[GOAL]
Write out again, word for word, the lines from the one containing "Segment this screenshot: for" up to and including the one containing "- document-body: [84, 59, 585, 119]", leaving out the pictures.

** begin DATASET ENTRIES **

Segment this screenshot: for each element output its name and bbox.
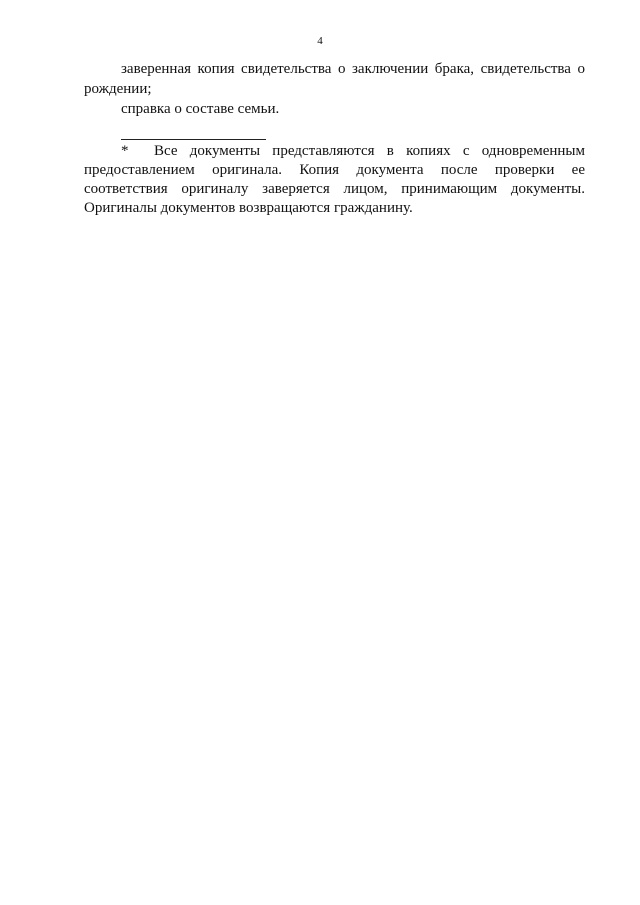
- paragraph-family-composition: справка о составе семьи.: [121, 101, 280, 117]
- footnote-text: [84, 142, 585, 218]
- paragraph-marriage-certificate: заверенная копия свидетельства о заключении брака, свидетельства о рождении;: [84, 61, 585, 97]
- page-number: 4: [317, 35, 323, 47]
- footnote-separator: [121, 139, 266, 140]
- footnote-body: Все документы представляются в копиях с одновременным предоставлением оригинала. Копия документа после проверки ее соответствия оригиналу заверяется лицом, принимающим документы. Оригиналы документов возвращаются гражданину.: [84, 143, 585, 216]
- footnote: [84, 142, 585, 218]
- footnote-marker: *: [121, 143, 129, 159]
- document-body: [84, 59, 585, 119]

** end DATASET ENTRIES **
** begin DATASET ENTRIES **

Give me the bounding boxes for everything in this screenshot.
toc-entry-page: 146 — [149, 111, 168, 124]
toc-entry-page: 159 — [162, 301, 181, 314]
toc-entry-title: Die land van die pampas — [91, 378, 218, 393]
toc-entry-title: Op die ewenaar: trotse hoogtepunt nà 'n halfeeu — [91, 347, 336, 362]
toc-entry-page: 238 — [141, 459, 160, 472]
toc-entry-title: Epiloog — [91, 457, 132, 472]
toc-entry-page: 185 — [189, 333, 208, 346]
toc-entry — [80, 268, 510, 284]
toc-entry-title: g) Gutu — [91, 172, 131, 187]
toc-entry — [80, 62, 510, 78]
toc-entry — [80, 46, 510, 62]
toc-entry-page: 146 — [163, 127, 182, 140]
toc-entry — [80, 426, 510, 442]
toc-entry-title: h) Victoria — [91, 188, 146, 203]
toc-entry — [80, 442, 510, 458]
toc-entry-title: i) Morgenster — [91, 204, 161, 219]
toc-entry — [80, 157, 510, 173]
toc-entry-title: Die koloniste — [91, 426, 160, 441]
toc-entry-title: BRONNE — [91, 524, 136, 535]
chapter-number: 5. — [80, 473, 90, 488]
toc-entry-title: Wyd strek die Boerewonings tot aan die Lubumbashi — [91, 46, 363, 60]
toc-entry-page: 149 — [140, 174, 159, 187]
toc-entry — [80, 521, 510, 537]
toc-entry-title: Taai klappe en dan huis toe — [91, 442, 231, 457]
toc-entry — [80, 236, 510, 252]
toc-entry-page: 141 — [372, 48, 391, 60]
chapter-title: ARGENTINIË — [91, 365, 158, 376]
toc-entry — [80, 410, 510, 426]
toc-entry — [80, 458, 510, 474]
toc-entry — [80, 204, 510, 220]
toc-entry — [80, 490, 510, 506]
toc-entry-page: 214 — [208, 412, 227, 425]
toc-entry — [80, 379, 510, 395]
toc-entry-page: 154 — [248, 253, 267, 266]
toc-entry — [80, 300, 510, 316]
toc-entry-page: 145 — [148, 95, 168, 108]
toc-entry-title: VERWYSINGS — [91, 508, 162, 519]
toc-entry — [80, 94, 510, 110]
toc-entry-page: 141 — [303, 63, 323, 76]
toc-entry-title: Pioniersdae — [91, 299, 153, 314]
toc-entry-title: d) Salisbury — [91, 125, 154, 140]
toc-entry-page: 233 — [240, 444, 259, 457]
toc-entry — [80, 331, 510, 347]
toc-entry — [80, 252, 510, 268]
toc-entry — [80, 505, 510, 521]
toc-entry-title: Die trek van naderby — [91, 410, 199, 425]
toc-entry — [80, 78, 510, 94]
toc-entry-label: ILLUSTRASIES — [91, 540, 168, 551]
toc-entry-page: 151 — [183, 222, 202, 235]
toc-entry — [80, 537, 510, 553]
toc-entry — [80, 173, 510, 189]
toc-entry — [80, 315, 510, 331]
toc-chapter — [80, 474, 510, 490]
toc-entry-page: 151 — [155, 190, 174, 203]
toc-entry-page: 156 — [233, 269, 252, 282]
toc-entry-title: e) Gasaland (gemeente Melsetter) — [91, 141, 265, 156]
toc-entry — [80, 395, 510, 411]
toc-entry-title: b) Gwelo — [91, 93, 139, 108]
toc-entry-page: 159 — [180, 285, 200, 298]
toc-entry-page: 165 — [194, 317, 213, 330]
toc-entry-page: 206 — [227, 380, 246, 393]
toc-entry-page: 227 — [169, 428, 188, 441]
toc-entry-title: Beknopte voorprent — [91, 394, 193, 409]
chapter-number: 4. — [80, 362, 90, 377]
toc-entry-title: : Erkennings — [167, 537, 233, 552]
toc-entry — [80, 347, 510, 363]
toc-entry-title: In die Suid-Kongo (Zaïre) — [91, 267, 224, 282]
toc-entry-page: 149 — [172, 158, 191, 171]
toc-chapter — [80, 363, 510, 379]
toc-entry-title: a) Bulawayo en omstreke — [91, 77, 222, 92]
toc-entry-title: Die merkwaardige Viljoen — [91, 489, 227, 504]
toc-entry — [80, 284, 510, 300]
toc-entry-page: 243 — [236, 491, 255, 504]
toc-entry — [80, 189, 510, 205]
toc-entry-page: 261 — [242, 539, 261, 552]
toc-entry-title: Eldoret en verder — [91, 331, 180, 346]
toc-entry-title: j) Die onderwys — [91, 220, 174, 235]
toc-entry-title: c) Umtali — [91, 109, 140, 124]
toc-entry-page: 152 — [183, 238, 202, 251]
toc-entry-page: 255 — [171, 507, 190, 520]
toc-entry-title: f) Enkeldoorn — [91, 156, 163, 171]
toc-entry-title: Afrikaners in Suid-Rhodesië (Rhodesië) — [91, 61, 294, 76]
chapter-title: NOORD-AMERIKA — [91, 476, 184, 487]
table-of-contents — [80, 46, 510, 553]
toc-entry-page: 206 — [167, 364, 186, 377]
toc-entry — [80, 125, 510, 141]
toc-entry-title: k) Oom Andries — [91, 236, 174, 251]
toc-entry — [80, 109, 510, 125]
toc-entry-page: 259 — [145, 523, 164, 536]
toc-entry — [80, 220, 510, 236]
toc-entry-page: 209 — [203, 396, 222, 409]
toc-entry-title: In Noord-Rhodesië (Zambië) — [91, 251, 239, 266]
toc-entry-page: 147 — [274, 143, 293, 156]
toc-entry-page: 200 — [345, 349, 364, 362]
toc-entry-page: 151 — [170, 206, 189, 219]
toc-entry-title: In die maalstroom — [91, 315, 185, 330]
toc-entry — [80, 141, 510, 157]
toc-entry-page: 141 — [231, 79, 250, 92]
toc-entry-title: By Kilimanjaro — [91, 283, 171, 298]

** end DATASET ENTRIES **

[WRITTEN RESPONSE]
Segment this screenshot: for each element output its name and bbox.
- paragraph-family-composition: справка о составе семьи.: [121, 101, 280, 117]
- footnote-text: [84, 142, 585, 218]
- paragraph-marriage-certificate: заверенная копия свидетельства о заключении брака, свидетельства о рождении;: [84, 61, 585, 97]
- page-number: 4: [317, 35, 323, 47]
- footnote-separator: [121, 139, 266, 140]
- footnote-body: Все документы представляются в копиях с одновременным предоставлением оригинала. Копия документа после проверки ее соответствия оригиналу заверяется лицом, принимающим документы. Оригиналы документов возвращаются гражданину.: [84, 143, 585, 216]
- footnote: [84, 142, 585, 218]
- footnote-marker: *: [121, 143, 129, 159]
- document-body: [84, 59, 585, 119]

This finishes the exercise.